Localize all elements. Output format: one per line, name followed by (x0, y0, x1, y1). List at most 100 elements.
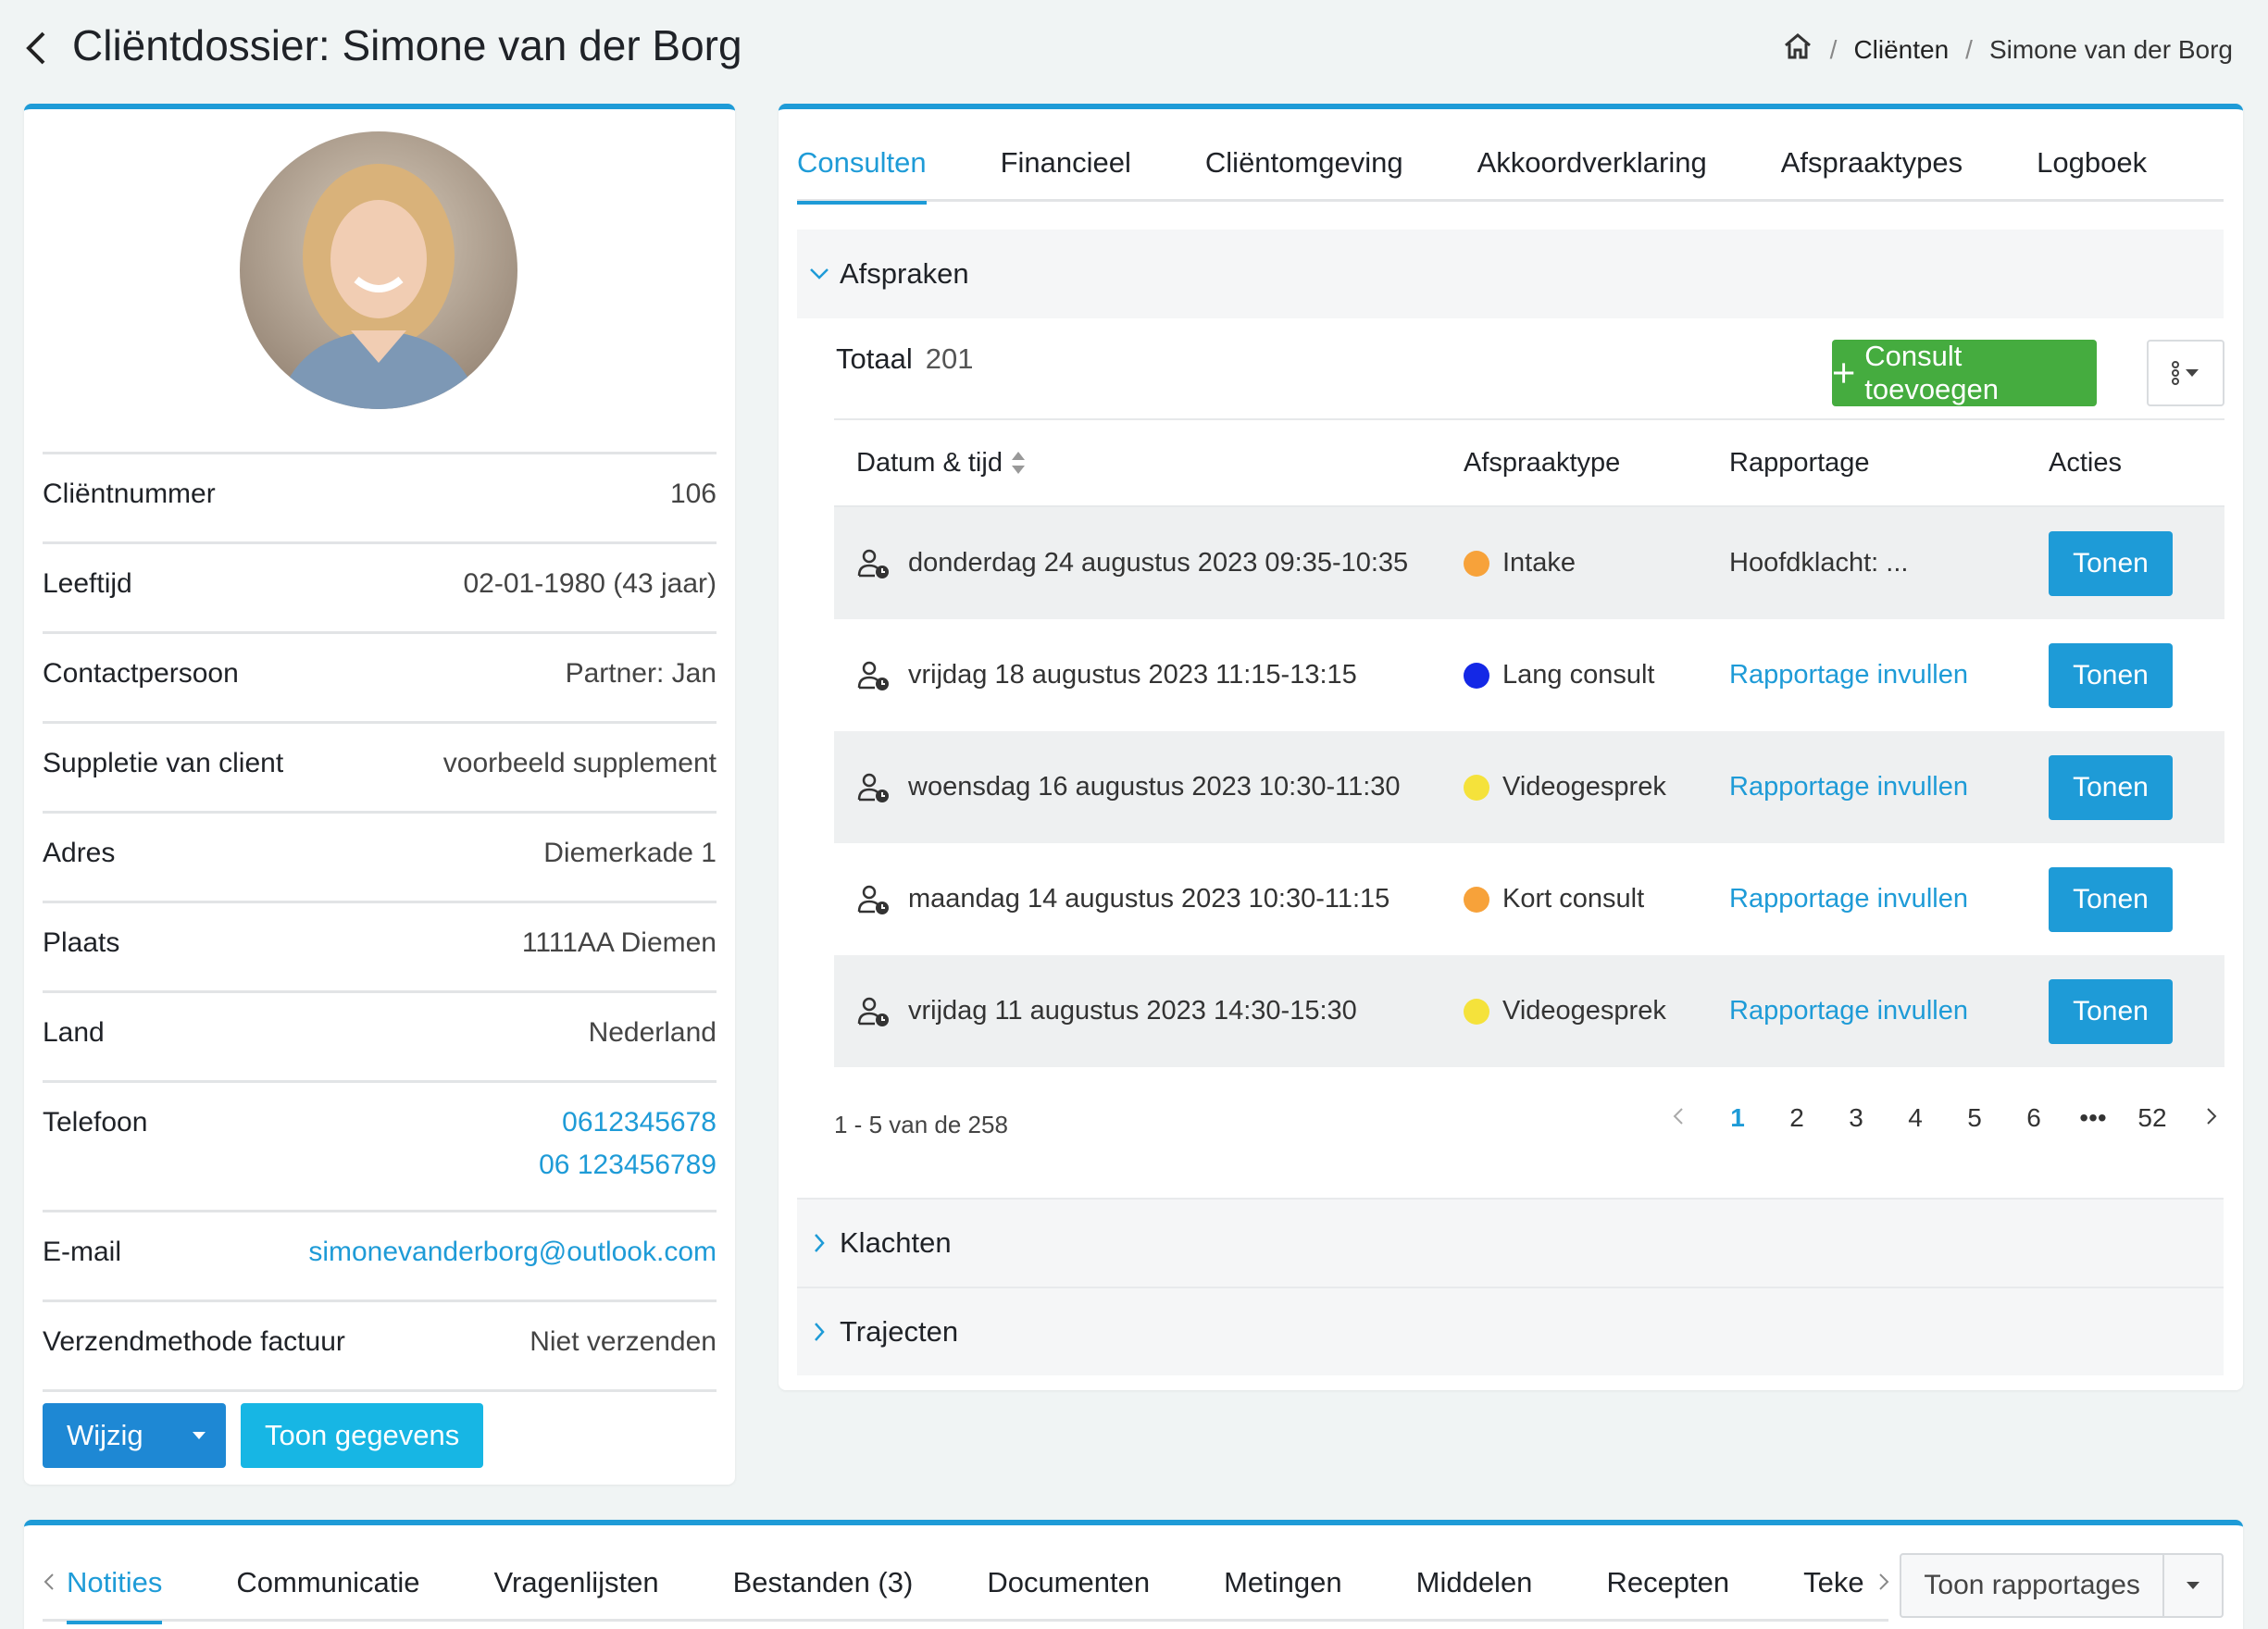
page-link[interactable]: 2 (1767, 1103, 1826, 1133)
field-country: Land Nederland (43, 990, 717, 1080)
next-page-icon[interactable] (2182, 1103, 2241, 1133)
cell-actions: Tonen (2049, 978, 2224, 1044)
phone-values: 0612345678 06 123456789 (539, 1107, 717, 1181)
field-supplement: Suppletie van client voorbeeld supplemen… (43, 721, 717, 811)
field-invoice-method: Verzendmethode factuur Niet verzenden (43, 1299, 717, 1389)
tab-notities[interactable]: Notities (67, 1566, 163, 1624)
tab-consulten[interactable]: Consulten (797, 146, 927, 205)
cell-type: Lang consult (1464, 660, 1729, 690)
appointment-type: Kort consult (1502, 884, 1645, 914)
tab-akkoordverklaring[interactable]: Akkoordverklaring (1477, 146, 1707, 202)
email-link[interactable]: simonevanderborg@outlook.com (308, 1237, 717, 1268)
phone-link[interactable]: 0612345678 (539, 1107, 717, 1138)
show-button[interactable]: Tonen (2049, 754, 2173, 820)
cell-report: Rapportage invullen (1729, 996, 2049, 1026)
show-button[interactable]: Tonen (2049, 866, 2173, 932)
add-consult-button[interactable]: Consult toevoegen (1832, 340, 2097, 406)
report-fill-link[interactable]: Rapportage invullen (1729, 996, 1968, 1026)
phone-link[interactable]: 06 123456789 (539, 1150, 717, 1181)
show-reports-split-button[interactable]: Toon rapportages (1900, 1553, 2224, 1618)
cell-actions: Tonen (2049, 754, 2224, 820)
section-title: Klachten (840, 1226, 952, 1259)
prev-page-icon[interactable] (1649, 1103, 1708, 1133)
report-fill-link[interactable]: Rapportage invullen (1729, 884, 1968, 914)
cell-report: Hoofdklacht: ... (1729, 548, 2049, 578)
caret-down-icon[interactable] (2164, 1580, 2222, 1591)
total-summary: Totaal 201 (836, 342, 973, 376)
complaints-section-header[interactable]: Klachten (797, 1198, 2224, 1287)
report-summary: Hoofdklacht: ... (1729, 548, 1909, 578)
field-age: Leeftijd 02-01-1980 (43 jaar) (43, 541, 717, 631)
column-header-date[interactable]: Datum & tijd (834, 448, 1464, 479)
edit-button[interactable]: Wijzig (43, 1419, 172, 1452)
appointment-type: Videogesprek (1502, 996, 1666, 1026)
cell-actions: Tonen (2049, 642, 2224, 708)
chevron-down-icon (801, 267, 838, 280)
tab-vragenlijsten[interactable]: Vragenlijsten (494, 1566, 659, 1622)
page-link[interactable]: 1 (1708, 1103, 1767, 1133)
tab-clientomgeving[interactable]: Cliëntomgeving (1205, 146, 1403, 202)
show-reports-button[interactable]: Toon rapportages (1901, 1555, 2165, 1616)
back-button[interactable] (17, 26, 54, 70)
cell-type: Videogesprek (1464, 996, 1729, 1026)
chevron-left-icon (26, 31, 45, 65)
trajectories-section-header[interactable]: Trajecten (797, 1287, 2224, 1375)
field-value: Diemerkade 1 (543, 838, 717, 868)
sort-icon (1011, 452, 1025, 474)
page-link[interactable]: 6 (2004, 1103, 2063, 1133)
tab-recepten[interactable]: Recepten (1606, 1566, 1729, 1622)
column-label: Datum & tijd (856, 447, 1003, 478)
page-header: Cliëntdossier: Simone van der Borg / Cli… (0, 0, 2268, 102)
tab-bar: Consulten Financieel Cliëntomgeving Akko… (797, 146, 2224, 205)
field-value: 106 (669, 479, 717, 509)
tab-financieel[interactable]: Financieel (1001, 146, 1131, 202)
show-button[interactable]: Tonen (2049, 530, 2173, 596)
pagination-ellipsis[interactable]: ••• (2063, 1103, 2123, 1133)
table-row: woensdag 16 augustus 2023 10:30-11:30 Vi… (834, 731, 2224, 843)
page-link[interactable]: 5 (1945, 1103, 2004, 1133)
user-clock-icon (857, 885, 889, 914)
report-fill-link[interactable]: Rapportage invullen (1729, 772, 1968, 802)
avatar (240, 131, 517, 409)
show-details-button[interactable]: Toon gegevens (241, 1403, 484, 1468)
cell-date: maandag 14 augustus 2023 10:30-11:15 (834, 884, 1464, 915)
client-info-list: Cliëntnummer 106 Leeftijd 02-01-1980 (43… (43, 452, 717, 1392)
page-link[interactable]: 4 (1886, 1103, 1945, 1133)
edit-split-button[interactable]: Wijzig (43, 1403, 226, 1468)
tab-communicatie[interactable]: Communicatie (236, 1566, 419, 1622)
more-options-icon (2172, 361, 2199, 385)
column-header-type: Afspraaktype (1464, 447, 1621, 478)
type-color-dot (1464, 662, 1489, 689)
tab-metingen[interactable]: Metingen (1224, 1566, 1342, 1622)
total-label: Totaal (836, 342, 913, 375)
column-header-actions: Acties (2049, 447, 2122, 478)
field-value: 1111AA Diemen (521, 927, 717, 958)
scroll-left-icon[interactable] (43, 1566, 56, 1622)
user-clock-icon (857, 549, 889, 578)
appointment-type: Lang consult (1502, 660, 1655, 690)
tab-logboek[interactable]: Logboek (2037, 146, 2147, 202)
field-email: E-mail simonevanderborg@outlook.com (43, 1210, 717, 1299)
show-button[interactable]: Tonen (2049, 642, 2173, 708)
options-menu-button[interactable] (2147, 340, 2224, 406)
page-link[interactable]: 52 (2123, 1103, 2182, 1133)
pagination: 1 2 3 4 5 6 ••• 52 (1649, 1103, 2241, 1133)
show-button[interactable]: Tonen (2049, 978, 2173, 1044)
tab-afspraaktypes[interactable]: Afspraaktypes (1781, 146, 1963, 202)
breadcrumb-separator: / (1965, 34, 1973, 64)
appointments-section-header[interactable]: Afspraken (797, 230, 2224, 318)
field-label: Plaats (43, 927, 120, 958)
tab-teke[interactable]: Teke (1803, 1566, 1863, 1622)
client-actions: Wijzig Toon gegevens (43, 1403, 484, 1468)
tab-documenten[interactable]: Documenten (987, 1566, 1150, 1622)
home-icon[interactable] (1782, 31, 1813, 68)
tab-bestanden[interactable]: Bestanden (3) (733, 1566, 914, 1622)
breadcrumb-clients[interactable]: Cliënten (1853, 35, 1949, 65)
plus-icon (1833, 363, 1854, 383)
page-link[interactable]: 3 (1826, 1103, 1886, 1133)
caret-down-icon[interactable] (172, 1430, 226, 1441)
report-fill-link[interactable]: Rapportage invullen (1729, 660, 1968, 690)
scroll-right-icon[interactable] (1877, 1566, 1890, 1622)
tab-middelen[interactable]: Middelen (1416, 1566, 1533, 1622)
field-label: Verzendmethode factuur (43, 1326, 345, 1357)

--- --- ---

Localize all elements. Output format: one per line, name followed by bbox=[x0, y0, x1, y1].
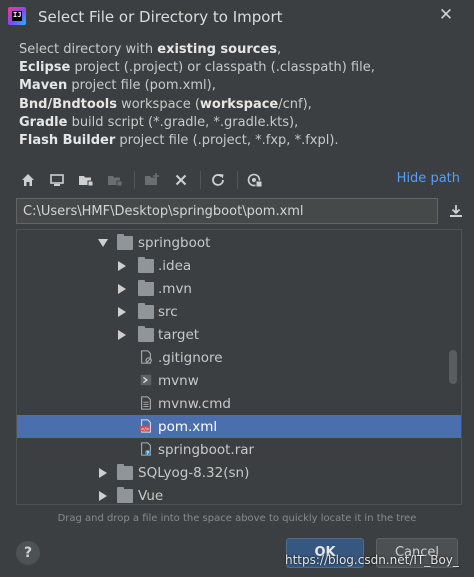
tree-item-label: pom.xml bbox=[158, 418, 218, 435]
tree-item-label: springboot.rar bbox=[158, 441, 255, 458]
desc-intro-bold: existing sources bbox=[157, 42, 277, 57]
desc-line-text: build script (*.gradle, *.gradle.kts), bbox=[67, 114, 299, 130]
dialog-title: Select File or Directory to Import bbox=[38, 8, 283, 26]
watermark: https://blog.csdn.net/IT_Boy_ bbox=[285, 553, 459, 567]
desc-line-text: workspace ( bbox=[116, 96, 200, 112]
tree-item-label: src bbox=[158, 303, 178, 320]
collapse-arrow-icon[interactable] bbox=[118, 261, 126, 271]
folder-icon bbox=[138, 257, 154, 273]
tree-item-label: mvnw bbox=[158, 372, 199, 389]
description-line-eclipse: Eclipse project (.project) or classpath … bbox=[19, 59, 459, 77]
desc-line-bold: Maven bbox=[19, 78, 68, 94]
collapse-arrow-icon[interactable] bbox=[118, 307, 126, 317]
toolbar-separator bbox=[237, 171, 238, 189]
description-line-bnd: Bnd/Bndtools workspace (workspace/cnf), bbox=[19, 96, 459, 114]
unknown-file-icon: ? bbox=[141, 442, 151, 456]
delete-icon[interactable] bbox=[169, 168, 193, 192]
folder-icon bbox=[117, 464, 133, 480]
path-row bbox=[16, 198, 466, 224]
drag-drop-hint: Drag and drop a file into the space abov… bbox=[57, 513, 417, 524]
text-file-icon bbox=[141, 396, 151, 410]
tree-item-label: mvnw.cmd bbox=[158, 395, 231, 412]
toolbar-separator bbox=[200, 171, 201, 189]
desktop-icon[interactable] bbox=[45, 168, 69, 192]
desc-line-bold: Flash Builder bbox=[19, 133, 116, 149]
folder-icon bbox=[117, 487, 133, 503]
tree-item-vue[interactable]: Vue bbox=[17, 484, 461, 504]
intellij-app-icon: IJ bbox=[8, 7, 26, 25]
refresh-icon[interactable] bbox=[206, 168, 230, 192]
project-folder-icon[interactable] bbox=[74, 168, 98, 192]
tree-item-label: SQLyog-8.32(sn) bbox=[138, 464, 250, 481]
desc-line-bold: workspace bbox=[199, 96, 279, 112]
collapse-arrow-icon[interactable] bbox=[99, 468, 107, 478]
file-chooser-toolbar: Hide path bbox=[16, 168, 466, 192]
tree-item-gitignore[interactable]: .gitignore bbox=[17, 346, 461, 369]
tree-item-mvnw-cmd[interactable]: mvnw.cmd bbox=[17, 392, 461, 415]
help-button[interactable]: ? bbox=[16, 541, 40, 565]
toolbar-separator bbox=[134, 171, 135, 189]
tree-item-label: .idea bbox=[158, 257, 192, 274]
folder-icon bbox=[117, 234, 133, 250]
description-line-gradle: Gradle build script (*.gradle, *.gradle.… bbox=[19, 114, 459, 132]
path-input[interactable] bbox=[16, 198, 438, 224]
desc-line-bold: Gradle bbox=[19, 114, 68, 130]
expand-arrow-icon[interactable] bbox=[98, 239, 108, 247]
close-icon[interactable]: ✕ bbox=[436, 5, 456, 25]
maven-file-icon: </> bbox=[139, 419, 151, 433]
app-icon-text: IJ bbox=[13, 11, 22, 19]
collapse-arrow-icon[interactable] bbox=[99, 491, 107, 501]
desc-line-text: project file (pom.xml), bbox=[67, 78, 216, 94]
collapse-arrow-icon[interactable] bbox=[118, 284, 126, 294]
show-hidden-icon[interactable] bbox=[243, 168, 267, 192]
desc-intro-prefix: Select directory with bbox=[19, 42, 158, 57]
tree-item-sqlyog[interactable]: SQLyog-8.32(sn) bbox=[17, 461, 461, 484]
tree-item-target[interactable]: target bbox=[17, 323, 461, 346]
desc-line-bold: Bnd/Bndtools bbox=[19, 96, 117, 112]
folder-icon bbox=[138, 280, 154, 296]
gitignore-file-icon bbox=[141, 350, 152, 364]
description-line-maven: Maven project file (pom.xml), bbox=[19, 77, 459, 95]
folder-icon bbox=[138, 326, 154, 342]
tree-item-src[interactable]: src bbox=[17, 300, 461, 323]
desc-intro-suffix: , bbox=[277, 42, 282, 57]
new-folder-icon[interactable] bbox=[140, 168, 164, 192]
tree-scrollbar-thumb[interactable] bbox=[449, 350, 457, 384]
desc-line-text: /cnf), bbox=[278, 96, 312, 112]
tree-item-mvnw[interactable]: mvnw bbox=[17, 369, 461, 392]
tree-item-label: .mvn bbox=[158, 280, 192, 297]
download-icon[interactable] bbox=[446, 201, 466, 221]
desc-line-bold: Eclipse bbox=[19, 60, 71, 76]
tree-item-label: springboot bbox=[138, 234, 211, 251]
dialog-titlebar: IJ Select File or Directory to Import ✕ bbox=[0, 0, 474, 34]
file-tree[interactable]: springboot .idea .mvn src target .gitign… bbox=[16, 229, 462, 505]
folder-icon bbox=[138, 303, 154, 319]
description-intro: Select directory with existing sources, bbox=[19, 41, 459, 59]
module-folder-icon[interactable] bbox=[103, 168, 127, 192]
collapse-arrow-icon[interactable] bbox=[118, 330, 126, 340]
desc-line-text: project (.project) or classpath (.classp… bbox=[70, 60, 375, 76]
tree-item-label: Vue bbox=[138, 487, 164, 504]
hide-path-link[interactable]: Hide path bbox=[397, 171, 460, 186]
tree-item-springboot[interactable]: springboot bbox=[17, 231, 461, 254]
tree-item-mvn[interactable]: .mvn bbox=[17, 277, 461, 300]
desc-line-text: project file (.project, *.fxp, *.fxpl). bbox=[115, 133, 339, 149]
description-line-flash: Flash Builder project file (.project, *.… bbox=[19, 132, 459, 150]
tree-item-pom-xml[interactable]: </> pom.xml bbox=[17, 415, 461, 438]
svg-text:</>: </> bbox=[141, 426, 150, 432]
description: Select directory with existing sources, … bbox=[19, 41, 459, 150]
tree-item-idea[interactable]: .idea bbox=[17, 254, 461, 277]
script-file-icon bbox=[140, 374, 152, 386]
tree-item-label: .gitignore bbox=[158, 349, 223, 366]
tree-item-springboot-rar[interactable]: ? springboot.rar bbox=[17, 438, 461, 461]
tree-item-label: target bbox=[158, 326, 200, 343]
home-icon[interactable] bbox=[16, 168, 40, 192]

--- --- ---

**WHAT THE TASK ASKS**
Copy the stretch of the listing from the line containing "tree-item-label: pom.xml bbox=[158, 418, 218, 435]" through the line containing "folder-icon bbox=[117, 234, 133, 250]", switching "toolbar-separator" to "toolbar-divider" and keeping everything else the same.

**REPLY TO THE TASK**
tree-item-label: pom.xml bbox=[158, 418, 218, 435]
tree-item-label: springboot.rar bbox=[158, 441, 255, 458]
desc-intro-bold: existing sources bbox=[157, 42, 277, 57]
desc-line-text: build script (*.gradle, *.gradle.kts), bbox=[67, 114, 299, 130]
dialog-title: Select File or Directory to Import bbox=[38, 8, 283, 26]
watermark: https://blog.csdn.net/IT_Boy_ bbox=[285, 553, 459, 567]
desc-line-text: workspace ( bbox=[116, 96, 200, 112]
tree-item-label: src bbox=[158, 303, 178, 320]
collapse-arrow-icon[interactable] bbox=[118, 261, 126, 271]
folder-icon bbox=[138, 257, 154, 273]
tree-item-label: mvnw bbox=[158, 372, 199, 389]
description-line-eclipse: Eclipse project (.project) or classpath … bbox=[19, 59, 459, 77]
desc-line-bold: Maven bbox=[19, 78, 68, 94]
collapse-arrow-icon[interactable] bbox=[118, 307, 126, 317]
toolbar-divider bbox=[237, 171, 238, 189]
description-line-bnd: Bnd/Bndtools workspace (workspace/cnf), bbox=[19, 96, 459, 114]
unknown-file-icon: ? bbox=[141, 442, 151, 456]
delete-icon[interactable] bbox=[169, 168, 193, 192]
folder-icon bbox=[117, 464, 133, 480]
path-row bbox=[16, 198, 466, 224]
drag-drop-hint: Drag and drop a file into the space abov… bbox=[57, 513, 417, 524]
text-file-icon bbox=[141, 396, 151, 410]
tree-item-label: mvnw.cmd bbox=[158, 395, 231, 412]
toolbar-divider bbox=[200, 171, 201, 189]
desktop-icon[interactable] bbox=[45, 168, 69, 192]
desc-line-bold: Flash Builder bbox=[19, 133, 116, 149]
folder-icon bbox=[117, 487, 133, 503]
tree-item-vue[interactable]: Vue bbox=[17, 484, 461, 504]
intellij-app-icon: IJ bbox=[8, 7, 26, 25]
refresh-icon[interactable] bbox=[206, 168, 230, 192]
project-folder-icon[interactable] bbox=[74, 168, 98, 192]
tree-item-label: SQLyog-8.32(sn) bbox=[138, 464, 250, 481]
desc-line-bold: workspace bbox=[199, 96, 279, 112]
collapse-arrow-icon[interactable] bbox=[99, 468, 107, 478]
file-chooser-toolbar: Hide path bbox=[16, 168, 466, 192]
tree-item-gitignore[interactable]: .gitignore bbox=[17, 346, 461, 369]
tree-item-mvnw-cmd[interactable]: mvnw.cmd bbox=[17, 392, 461, 415]
help-button[interactable]: ? bbox=[16, 541, 40, 565]
toolbar-divider bbox=[134, 171, 135, 189]
tree-item-label: .idea bbox=[158, 257, 192, 274]
folder-icon bbox=[117, 234, 133, 250]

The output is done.